Exercise directions
Scan the listing below. Report each line that includes "name".

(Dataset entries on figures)
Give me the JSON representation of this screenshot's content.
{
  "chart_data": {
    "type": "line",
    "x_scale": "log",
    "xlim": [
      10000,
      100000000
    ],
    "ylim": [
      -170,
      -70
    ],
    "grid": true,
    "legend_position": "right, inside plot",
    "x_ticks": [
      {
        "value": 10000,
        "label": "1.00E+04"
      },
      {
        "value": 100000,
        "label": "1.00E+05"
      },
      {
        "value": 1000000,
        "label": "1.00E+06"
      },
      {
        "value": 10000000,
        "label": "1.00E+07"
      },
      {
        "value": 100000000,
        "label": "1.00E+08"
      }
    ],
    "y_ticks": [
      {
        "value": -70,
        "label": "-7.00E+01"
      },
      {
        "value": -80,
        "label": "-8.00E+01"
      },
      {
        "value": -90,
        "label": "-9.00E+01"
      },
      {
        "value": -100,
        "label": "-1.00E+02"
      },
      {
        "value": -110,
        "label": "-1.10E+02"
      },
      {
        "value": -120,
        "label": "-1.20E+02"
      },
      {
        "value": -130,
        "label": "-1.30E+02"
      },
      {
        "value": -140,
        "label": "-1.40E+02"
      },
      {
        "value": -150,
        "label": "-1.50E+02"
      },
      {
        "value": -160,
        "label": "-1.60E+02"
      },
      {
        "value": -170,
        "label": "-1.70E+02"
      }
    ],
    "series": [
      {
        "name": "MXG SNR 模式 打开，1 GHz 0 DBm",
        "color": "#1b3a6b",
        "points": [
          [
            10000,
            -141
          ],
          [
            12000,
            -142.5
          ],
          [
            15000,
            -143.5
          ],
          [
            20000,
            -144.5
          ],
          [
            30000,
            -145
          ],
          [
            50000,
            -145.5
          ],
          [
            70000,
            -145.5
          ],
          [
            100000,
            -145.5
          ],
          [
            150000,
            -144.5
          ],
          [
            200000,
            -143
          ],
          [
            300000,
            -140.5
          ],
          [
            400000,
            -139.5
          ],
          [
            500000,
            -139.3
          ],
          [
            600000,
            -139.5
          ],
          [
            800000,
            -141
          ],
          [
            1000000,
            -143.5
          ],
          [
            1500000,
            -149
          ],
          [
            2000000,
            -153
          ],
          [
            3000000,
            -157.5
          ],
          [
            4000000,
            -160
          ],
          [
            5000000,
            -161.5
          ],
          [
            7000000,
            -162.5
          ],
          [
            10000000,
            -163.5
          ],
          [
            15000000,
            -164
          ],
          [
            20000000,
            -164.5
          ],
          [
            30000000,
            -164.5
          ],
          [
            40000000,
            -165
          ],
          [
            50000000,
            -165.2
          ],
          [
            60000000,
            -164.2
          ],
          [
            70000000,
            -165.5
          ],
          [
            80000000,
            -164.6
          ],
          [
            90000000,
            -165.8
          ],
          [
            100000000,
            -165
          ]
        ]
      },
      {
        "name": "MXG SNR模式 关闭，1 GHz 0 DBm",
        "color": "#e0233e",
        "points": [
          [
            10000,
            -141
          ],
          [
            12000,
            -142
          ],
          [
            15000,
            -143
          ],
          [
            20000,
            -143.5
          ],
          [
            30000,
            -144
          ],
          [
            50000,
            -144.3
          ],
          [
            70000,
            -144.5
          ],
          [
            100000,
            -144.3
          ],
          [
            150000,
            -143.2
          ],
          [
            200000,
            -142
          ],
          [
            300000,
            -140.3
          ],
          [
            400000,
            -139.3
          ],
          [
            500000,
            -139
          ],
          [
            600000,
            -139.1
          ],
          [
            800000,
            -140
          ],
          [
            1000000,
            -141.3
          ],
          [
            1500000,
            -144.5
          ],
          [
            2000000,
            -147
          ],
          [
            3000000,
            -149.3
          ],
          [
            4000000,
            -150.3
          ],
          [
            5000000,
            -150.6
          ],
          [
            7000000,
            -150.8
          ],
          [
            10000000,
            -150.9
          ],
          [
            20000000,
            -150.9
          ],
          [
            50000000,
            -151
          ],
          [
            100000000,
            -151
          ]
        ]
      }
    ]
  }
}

Result
        "name": "MXG SNR 模式 打开，1 GHz 0 DBm",
        "name": "MXG SNR模式 关闭，1 GHz 0 DBm",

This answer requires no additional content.